### Work instructions
Show every line that has the string "title" in it.

Data records
-------
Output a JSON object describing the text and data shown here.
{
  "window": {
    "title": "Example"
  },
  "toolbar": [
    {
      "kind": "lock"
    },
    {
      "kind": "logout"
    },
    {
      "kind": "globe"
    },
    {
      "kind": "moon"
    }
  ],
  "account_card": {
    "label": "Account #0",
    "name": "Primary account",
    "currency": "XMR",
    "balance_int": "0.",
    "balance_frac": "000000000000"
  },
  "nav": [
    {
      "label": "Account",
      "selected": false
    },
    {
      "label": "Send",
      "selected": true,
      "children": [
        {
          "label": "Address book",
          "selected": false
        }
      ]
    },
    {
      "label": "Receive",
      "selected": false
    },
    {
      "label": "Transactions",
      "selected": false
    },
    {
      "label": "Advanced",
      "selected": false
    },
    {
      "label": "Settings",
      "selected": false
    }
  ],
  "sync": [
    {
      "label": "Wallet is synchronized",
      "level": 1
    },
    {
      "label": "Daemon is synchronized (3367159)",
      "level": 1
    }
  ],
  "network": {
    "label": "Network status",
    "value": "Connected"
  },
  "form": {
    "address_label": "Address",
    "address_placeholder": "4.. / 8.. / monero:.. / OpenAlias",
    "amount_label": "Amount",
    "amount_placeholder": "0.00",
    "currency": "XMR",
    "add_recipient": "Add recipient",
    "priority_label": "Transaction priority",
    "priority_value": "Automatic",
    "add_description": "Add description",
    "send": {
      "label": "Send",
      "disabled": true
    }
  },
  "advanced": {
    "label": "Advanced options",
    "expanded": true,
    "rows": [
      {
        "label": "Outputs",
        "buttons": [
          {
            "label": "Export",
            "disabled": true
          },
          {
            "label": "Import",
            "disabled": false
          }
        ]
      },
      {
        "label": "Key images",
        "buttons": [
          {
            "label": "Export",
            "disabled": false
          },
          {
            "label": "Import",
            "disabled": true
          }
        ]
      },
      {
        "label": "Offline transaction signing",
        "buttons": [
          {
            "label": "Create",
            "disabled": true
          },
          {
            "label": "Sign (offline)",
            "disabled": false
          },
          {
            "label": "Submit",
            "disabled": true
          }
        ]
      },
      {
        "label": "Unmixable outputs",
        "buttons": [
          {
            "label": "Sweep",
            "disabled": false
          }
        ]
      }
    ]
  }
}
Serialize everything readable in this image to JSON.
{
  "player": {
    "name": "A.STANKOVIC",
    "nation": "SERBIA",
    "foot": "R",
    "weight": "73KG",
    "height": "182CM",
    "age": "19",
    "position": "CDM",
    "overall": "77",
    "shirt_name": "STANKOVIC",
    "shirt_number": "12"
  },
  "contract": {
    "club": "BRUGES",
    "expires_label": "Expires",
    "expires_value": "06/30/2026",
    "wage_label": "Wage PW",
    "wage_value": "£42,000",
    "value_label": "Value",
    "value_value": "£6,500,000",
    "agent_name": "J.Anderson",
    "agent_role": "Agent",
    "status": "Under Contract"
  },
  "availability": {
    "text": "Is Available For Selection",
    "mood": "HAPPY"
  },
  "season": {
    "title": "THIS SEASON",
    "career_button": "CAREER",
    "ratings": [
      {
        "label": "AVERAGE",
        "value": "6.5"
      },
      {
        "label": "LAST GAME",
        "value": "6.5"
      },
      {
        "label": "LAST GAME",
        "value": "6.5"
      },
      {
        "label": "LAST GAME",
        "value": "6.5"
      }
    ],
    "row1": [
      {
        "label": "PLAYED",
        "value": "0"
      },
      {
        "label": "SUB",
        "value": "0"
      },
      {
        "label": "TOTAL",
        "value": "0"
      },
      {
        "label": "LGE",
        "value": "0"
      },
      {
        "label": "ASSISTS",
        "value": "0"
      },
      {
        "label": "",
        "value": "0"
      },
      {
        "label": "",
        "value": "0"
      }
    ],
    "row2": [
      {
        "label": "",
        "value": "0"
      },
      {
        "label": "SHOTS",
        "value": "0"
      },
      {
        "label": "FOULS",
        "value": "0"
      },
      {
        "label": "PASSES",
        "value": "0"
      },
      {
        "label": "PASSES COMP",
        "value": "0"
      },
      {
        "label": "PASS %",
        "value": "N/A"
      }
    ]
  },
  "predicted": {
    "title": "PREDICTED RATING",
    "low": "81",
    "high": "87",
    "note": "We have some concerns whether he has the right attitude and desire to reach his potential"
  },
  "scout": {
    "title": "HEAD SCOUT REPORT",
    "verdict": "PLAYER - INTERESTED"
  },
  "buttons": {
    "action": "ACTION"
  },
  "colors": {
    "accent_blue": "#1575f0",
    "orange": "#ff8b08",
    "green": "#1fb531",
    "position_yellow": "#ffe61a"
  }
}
-------
### Solution for this exercise
    "title": "Example"
    "title": "THIS SEASON",
    "title": "PREDICTED RATING",
    "title": "HEAD SCOUT REPORT",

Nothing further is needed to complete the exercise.